Exercise details:
Select all lines in the records that include "JSON".

Lines of data:

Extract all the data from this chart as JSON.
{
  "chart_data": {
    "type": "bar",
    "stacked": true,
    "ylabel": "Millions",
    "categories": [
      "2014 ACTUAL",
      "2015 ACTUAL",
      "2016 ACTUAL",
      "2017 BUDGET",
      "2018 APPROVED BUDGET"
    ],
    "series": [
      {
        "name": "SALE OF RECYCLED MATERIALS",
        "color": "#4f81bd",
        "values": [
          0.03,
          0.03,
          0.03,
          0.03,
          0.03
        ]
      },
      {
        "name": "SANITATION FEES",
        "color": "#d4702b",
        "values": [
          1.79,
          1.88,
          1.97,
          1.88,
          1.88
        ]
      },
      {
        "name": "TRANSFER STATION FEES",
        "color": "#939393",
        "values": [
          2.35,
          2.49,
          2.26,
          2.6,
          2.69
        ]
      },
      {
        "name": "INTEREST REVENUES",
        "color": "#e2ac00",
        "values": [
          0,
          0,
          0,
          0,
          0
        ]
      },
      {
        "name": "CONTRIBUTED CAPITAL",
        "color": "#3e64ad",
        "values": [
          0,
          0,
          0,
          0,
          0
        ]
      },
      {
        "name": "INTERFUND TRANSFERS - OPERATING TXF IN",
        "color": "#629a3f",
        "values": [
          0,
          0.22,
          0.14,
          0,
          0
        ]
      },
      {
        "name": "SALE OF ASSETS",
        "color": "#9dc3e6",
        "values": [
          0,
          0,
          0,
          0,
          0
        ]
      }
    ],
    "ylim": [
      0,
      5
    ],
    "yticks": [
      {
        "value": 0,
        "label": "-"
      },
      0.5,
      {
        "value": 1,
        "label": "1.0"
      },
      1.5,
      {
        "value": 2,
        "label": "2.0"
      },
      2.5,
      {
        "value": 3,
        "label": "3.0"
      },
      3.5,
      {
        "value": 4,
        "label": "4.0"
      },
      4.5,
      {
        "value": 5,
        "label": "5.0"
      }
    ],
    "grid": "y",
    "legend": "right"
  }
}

==

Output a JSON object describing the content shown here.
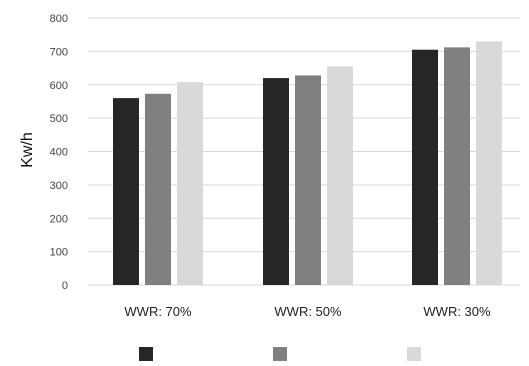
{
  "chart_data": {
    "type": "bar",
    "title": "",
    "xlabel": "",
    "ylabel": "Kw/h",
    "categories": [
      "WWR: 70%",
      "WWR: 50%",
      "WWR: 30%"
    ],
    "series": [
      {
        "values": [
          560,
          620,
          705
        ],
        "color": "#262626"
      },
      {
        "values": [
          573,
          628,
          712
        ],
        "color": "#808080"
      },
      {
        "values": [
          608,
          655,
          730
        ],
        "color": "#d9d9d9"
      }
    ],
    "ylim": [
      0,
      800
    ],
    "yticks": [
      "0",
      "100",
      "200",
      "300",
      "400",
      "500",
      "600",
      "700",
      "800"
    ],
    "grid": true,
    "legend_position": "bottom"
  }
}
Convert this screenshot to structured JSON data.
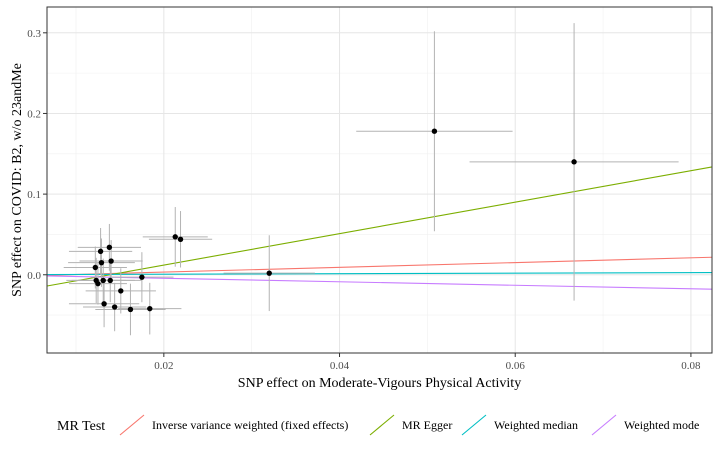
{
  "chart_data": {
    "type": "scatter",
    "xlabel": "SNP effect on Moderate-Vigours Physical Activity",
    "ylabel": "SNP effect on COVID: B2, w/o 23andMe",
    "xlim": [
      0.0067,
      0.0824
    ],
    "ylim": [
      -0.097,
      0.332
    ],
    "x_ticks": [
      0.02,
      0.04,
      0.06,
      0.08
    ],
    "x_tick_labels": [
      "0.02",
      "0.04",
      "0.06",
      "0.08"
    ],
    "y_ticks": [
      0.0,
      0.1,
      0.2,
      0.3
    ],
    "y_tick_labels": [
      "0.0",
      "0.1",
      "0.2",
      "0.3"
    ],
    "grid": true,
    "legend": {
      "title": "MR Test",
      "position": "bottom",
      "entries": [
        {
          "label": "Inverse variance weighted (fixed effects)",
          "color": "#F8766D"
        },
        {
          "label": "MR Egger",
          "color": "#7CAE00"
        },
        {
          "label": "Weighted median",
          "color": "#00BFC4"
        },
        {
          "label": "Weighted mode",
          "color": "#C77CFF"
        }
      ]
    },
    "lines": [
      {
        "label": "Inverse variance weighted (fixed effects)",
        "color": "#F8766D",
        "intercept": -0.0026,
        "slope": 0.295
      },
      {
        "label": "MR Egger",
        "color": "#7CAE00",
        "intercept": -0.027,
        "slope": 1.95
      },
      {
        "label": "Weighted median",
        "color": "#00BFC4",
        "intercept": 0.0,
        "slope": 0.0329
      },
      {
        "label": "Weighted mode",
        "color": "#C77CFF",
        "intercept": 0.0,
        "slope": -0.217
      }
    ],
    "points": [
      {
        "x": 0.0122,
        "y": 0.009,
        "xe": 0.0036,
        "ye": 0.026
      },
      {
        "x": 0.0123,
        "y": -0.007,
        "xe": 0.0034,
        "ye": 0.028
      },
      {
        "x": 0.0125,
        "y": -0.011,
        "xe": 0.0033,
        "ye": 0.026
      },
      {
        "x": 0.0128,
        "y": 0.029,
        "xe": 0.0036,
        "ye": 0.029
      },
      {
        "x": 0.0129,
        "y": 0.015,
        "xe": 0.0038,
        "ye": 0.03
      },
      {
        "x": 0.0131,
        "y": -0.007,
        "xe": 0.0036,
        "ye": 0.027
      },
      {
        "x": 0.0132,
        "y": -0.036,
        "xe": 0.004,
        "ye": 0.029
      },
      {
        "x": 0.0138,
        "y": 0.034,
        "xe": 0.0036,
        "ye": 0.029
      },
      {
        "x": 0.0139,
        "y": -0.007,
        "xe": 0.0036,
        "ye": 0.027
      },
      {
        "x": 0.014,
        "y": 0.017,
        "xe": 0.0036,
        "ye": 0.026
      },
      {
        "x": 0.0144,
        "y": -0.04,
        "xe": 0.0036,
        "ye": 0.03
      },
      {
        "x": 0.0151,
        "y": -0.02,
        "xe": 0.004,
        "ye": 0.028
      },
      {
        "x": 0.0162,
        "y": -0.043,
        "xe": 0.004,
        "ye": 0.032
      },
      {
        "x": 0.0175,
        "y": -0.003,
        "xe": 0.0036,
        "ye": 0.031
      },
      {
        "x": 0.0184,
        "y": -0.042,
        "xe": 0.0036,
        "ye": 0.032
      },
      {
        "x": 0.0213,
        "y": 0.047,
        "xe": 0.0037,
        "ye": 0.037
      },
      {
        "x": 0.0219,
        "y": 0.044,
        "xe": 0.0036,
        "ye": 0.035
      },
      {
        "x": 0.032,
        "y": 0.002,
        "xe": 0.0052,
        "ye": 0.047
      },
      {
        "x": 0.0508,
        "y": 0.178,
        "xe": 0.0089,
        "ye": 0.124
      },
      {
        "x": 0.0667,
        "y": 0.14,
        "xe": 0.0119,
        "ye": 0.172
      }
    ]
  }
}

==

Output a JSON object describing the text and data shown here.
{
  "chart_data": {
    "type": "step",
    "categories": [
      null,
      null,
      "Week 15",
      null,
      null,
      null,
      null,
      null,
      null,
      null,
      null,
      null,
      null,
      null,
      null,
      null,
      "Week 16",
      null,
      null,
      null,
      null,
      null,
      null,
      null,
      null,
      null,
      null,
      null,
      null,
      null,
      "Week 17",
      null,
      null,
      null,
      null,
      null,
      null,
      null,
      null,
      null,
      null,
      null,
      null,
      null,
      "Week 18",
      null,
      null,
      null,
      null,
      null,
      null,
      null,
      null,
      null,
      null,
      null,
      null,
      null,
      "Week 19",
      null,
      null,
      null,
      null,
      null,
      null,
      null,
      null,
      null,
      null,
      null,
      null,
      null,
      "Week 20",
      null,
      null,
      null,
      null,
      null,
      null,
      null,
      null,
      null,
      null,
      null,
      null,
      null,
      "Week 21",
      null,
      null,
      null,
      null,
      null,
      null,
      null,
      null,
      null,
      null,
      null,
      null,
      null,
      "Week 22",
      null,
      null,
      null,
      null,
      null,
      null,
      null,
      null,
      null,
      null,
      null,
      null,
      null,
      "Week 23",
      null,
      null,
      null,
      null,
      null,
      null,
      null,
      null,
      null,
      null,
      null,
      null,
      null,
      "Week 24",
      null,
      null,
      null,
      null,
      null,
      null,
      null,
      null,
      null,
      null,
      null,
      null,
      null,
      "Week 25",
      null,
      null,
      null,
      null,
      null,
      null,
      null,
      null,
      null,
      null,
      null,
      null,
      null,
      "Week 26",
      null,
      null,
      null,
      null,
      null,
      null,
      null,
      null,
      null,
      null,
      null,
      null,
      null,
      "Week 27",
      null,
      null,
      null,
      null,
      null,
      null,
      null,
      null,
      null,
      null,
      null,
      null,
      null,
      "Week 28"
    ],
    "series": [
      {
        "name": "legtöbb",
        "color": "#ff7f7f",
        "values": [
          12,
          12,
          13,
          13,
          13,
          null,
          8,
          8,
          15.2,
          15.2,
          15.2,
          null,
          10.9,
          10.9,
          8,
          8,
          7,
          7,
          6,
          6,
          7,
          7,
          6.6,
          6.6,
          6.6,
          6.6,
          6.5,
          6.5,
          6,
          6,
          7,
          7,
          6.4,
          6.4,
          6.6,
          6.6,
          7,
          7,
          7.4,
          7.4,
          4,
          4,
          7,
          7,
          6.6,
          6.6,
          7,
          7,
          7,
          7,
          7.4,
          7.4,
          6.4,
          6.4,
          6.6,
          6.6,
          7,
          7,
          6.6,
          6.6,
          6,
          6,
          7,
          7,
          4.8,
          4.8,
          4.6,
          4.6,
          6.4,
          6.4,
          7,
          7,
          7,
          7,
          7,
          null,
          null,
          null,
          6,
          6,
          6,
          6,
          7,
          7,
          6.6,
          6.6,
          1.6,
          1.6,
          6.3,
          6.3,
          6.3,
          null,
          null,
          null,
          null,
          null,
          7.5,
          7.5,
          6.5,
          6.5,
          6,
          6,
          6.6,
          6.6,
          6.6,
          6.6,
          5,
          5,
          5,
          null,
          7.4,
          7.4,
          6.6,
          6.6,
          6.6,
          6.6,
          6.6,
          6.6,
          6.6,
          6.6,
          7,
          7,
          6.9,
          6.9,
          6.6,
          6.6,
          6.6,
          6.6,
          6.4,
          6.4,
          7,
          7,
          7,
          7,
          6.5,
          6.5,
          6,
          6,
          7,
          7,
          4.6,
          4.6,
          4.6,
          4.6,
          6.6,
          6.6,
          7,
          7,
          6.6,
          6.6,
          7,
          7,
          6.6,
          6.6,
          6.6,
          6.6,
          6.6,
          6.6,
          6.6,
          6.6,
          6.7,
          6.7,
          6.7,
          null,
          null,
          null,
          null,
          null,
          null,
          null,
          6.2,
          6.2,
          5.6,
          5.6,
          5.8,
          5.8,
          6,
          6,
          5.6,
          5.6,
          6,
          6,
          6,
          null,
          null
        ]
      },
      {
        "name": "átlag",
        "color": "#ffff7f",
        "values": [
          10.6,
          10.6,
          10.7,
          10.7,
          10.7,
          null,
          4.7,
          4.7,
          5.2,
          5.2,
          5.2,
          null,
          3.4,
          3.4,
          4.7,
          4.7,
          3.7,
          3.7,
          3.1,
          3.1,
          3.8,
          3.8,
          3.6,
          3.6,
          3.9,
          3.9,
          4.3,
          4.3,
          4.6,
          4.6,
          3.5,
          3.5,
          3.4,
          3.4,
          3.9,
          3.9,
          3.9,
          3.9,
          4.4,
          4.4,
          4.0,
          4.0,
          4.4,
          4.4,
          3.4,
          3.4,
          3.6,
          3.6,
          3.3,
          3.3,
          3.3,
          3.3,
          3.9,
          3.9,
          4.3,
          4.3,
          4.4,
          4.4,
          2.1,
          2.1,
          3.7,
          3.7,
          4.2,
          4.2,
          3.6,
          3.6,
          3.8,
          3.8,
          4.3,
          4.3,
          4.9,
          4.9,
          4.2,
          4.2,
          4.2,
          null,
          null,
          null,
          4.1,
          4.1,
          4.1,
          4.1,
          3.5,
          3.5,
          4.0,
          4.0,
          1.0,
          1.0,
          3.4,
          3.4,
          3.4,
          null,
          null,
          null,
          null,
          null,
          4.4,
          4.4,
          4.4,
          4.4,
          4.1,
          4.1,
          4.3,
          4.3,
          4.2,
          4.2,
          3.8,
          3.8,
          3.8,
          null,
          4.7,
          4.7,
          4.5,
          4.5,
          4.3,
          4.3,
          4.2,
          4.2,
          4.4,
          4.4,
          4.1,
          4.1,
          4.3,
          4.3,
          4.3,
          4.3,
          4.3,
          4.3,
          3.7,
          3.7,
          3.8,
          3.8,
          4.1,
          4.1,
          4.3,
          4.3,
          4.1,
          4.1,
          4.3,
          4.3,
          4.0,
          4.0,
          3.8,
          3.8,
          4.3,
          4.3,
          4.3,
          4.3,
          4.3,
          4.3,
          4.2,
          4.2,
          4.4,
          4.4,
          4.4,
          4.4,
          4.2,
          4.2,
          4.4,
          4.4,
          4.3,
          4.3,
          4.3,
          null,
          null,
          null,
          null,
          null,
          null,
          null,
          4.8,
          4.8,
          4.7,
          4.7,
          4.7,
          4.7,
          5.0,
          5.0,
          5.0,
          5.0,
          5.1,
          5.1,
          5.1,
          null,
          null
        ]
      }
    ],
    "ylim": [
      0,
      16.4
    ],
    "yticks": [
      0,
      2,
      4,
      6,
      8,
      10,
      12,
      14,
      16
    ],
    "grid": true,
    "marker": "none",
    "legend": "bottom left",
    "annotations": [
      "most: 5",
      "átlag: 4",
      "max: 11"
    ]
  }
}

Task answer:
Extract all the data from this chart as JSON.
Output a JSON object describing the content shown here.
Convert this screenshot to structured JSON data.
Output a JSON object describing the text and data shown here.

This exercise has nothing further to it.